Direction:
Produce the listing below again, exactly as shown.

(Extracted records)
>>>>>
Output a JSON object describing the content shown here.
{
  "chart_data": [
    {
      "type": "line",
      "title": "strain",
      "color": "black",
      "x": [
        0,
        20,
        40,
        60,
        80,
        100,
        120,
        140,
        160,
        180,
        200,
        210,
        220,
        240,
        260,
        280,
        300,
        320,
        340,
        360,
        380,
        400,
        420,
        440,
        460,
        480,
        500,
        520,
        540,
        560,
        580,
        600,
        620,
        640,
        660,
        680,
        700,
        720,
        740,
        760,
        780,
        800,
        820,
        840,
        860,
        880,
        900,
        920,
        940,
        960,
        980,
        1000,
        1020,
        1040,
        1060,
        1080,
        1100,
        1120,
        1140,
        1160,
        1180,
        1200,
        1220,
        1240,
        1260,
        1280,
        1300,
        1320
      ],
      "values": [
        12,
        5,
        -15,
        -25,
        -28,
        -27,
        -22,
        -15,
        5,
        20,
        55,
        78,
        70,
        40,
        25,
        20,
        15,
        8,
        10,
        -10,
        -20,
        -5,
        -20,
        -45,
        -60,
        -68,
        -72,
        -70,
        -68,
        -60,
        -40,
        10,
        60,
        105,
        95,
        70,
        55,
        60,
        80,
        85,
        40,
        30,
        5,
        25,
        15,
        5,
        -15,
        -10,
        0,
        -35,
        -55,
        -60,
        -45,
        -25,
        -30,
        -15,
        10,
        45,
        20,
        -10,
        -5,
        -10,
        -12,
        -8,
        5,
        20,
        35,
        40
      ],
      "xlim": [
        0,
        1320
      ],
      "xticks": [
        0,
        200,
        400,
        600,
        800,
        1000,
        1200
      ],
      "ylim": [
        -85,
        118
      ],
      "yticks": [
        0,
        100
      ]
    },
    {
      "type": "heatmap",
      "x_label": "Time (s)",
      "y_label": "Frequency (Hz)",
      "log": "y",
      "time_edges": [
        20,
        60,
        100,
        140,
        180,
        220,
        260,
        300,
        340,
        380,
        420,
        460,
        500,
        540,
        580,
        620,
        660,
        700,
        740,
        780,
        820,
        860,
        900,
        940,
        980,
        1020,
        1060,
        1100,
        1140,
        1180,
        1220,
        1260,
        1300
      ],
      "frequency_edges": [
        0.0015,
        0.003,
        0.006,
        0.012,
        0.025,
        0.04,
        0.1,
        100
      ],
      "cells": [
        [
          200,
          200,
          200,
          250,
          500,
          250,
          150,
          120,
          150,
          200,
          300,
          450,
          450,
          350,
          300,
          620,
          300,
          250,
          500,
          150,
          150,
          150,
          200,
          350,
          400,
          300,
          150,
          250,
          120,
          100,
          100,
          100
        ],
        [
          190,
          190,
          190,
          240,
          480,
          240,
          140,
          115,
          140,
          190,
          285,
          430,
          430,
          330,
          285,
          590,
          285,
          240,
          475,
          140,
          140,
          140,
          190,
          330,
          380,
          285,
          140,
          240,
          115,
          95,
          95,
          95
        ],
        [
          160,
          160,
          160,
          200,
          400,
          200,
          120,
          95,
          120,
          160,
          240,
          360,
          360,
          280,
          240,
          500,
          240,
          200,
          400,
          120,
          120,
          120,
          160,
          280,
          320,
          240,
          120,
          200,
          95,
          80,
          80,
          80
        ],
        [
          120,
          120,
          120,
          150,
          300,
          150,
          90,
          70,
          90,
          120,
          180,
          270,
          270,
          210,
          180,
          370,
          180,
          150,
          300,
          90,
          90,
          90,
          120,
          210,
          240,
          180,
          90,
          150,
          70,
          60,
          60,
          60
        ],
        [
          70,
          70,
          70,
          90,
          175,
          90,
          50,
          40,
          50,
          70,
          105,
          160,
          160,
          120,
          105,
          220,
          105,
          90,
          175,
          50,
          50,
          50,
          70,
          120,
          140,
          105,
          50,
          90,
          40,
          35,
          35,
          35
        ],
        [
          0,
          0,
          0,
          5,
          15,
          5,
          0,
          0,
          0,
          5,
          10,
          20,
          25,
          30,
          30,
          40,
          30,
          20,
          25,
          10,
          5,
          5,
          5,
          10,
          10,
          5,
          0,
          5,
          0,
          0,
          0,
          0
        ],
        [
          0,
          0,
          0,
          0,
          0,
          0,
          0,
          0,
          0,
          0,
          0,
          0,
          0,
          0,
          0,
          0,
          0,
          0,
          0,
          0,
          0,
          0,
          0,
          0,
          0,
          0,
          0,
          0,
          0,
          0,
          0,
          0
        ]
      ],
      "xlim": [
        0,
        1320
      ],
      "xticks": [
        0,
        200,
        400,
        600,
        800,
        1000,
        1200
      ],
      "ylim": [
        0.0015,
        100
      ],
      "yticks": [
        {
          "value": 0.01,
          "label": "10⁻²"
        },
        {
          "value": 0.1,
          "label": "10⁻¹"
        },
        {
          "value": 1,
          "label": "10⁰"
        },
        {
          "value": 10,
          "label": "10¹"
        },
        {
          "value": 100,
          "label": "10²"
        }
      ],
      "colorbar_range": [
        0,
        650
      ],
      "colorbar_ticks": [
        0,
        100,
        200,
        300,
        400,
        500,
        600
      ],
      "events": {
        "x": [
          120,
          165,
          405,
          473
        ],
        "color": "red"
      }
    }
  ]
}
<<<<<
Response for this exercise:
Output a JSON object describing the content shown here.
{
  "chart_data": [
    {
      "type": "line",
      "title": "strain",
      "color": "black",
      "x": [
        0,
        20,
        40,
        60,
        80,
        100,
        120,
        140,
        160,
        180,
        200,
        210,
        220,
        240,
        260,
        280,
        300,
        320,
        340,
        360,
        380,
        400,
        420,
        440,
        460,
        480,
        500,
        520,
        540,
        560,
        580,
        600,
        620,
        640,
        660,
        680,
        700,
        720,
        740,
        760,
        780,
        800,
        820,
        840,
        860,
        880,
        900,
        920,
        940,
        960,
        980,
        1000,
        1020,
        1040,
        1060,
        1080,
        1100,
        1120,
        1140,
        1160,
        1180,
        1200,
        1220,
        1240,
        1260,
        1280,
        1300,
        1320
      ],
      "values": [
        12,
        5,
        -15,
        -25,
        -28,
        -27,
        -22,
        -15,
        5,
        20,
        55,
        78,
        70,
        40,
        25,
        20,
        15,
        8,
        10,
        -10,
        -20,
        -5,
        -20,
        -45,
        -60,
        -68,
        -72,
        -70,
        -68,
        -60,
        -40,
        10,
        60,
        105,
        95,
        70,
        55,
        60,
        80,
        85,
        40,
        30,
        5,
        25,
        15,
        5,
        -15,
        -10,
        0,
        -35,
        -55,
        -60,
        -45,
        -25,
        -30,
        -15,
        10,
        45,
        20,
        -10,
        -5,
        -10,
        -12,
        -8,
        5,
        20,
        35,
        40
      ],
      "xlim": [
        0,
        1320
      ],
      "xticks": [
        0,
        200,
        400,
        600,
        800,
        1000,
        1200
      ],
      "ylim": [
        -85,
        118
      ],
      "yticks": [
        0,
        100
      ]
    },
    {
      "type": "heatmap",
      "x_label": "Time (s)",
      "y_label": "Frequency (Hz)",
      "log": "y",
      "time_edges": [
        20,
        60,
        100,
        140,
        180,
        220,
        260,
        300,
        340,
        380,
        420,
        460,
        500,
        540,
        580,
        620,
        660,
        700,
        740,
        780,
        820,
        860,
        900,
        940,
        980,
        1020,
        1060,
        1100,
        1140,
        1180,
        1220,
        1260,
        1300
      ],
      "frequency_edges": [
        0.0015,
        0.003,
        0.006,
        0.012,
        0.025,
        0.04,
        0.1,
        100
      ],
      "cells": [
        [
          200,
          200,
          200,
          250,
          500,
          250,
          150,
          120,
          150,
          200,
          300,
          450,
          450,
          350,
          300,
          620,
          300,
          250,
          500,
          150,
          150,
          150,
          200,
          350,
          400,
          300,
          150,
          250,
          120,
          100,
          100,
          100
        ],
        [
          190,
          190,
          190,
          240,
          480,
          240,
          140,
          115,
          140,
          190,
          285,
          430,
          430,
          330,
          285,
          590,
          285,
          240,
          475,
          140,
          140,
          140,
          190,
          330,
          380,
          285,
          140,
          240,
          115,
          95,
          95,
          95
        ],
        [
          160,
          160,
          160,
          200,
          400,
          200,
          120,
          95,
          120,
          160,
          240,
          360,
          360,
          280,
          240,
          500,
          240,
          200,
          400,
          120,
          120,
          120,
          160,
          280,
          320,
          240,
          120,
          200,
          95,
          80,
          80,
          80
        ],
        [
          120,
          120,
          120,
          150,
          300,
          150,
          90,
          70,
          90,
          120,
          180,
          270,
          270,
          210,
          180,
          370,
          180,
          150,
          300,
          90,
          90,
          90,
          120,
          210,
          240,
          180,
          90,
          150,
          70,
          60,
          60,
          60
        ],
        [
          70,
          70,
          70,
          90,
          175,
          90,
          50,
          40,
          50,
          70,
          105,
          160,
          160,
          120,
          105,
          220,
          105,
          90,
          175,
          50,
          50,
          50,
          70,
          120,
          140,
          105,
          50,
          90,
          40,
          35,
          35,
          35
        ],
        [
          0,
          0,
          0,
          5,
          15,
          5,
          0,
          0,
          0,
          5,
          10,
          20,
          25,
          30,
          30,
          40,
          30,
          20,
          25,
          10,
          5,
          5,
          5,
          10,
          10,
          5,
          0,
          5,
          0,
          0,
          0,
          0
        ],
        [
          0,
          0,
          0,
          0,
          0,
          0,
          0,
          0,
          0,
          0,
          0,
          0,
          0,
          0,
          0,
          0,
          0,
          0,
          0,
          0,
          0,
          0,
          0,
          0,
          0,
          0,
          0,
          0,
          0,
          0,
          0,
          0
        ]
      ],
      "xlim": [
        0,
        1320
      ],
      "xticks": [
        0,
        200,
        400,
        600,
        800,
        1000,
        1200
      ],
      "ylim": [
        0.0015,
        100
      ],
      "yticks": [
        {
          "value": 0.01,
          "label": "10⁻²"
        },
        {
          "value": 0.1,
          "label": "10⁻¹"
        },
        {
          "value": 1,
          "label": "10⁰"
        },
        {
          "value": 10,
          "label": "10¹"
        },
        {
          "value": 100,
          "label": "10²"
        }
      ],
      "colorbar_range": [
        0,
        650
      ],
      "colorbar_ticks": [
        0,
        100,
        200,
        300,
        400,
        500,
        600
      ],
      "events": {
        "x": [
          120,
          165,
          405,
          473
        ],
        "color": "red"
      }
    }
  ]
}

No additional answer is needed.